**DATASET EXCERPTS:**
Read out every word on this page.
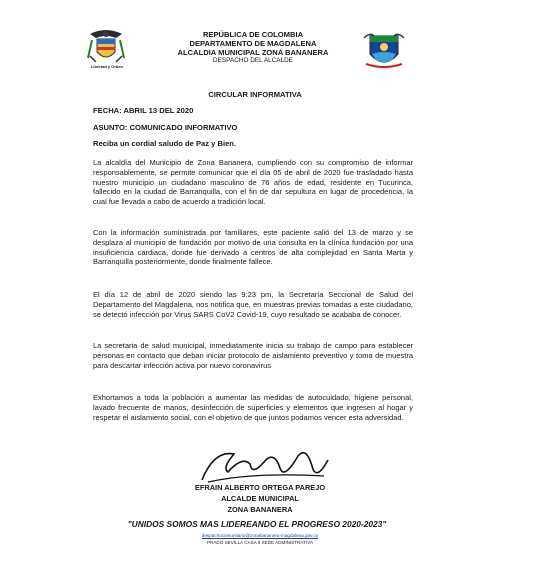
Libertad y Orden
REPÚBLICA DE COLOMBIA
DEPARTAMENTO DE MAGDALENA
ALCALDIA MUNICIPAL ZONA BANANERA
DESPACHO DEL ALCALDE
CIRCULAR INFORMATIVA
FECHA: ABRIL 13 DEL 2020
ASUNTO: COMUNICADO INFORMATIVO
Reciba un cordial saludo de Paz y Bien.
La alcaldía del Municipio de Zona Bananera, cumpliendo con su compromiso de informar responsablemente, se permite comunicar que el día 05 de abril de 2020 fue trasladado hasta nuestro municipio un ciudadano masculino de 76 años de edad, residente en Tucurinca, fallecido en la ciudad de Barranquilla, con el fin de dar sepultura en lugar de procedencia, la cual fue llevada a cabo de acuerdo a tradición local.
Con la información suministrada por familiares, este paciente salió del 13 de marzo y se desplaza al municipio de fundación por motivo de una consulta en la clínica fundación por una insuficiencia cardiaca, donde fue derivado a centros de alta complejidad en Santa Marta y Barranquilla posteriormente, donde finalmente fallece.
El día 12 de abril de 2020 siendo las 9:23 pm, la Secretaría Seccional de Salud del Departamento del Magdalena, nos notifica que, en muestras previas tomadas a este ciudadano, se detectó infección por Virus SARS CoV2 Covid-19, cuyo resultado se acababa de conocer.
La secretaria de salud municipal, inmediatamente inicia su trabajo de campo para establecer personas en contacto que deban iniciar protocolo de aislamiento preventivo y toma de muestra para descartar infección activa por nuevo coronavirus
Exhortamos a toda la población a aumentar las medidas de autocuidado, higiene personal, lavado frecuente de manos, desinfección de superficies y elementos que ingresen al hogar y respetar el aislamiento social, con el objetivo de que juntos podamos vencer esta adversidad.
EFRAIN ALBERTO ORTEGA PAREJO
ALCALDE MUNICIPAL
ZONA BANANERA
"UNIDOS SOMOS MAS LIDEREANDO EL PROGRESO 2020-2023"
despachocomunitario@zonabananera-magdalena.gov.co
PRADO SEVILLA CASA 9 SEDE ADMINISTRATIVA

**WHAT IS NEEDED:**
Could you set down every entry above exactly as it stands, with no images?

**TASK SOLUTION:**
Read out every word on this page.
Libertad y Orden
REPÚBLICA DE COLOMBIA
DEPARTAMENTO DE MAGDALENA
ALCALDIA MUNICIPAL ZONA BANANERA
DESPACHO DEL ALCALDE
CIRCULAR INFORMATIVA
FECHA: ABRIL 13 DEL 2020
ASUNTO: COMUNICADO INFORMATIVO
Reciba un cordial saludo de Paz y Bien.
La alcaldía del Municipio de Zona Bananera, cumpliendo con su compromiso de informar responsablemente, se permite comunicar que el día 05 de abril de 2020 fue trasladado hasta nuestro municipio un ciudadano masculino de 76 años de edad, residente en Tucurinca, fallecido en la ciudad de Barranquilla, con el fin de dar sepultura en lugar de procedencia, la cual fue llevada a cabo de acuerdo a tradición local.
Con la información suministrada por familiares, este paciente salió del 13 de marzo y se desplaza al municipio de fundación por motivo de una consulta en la clínica fundación por una insuficiencia cardiaca, donde fue derivado a centros de alta complejidad en Santa Marta y Barranquilla posteriormente, donde finalmente fallece.
El día 12 de abril de 2020 siendo las 9:23 pm, la Secretaría Seccional de Salud del Departamento del Magdalena, nos notifica que, en muestras previas tomadas a este ciudadano, se detectó infección por Virus SARS CoV2 Covid-19, cuyo resultado se acababa de conocer.
La secretaria de salud municipal, inmediatamente inicia su trabajo de campo para establecer personas en contacto que deban iniciar protocolo de aislamiento preventivo y toma de muestra para descartar infección activa por nuevo coronavirus
Exhortamos a toda la población a aumentar las medidas de autocuidado, higiene personal, lavado frecuente de manos, desinfección de superficies y elementos que ingresen al hogar y respetar el aislamiento social, con el objetivo de que juntos podamos vencer esta adversidad.
EFRAIN ALBERTO ORTEGA PAREJO
ALCALDE MUNICIPAL
ZONA BANANERA
"UNIDOS SOMOS MAS LIDEREANDO EL PROGRESO 2020-2023"
despachocomunitario@zonabananera-magdalena.gov.co
PRADO SEVILLA CASA 9 SEDE ADMINISTRATIVA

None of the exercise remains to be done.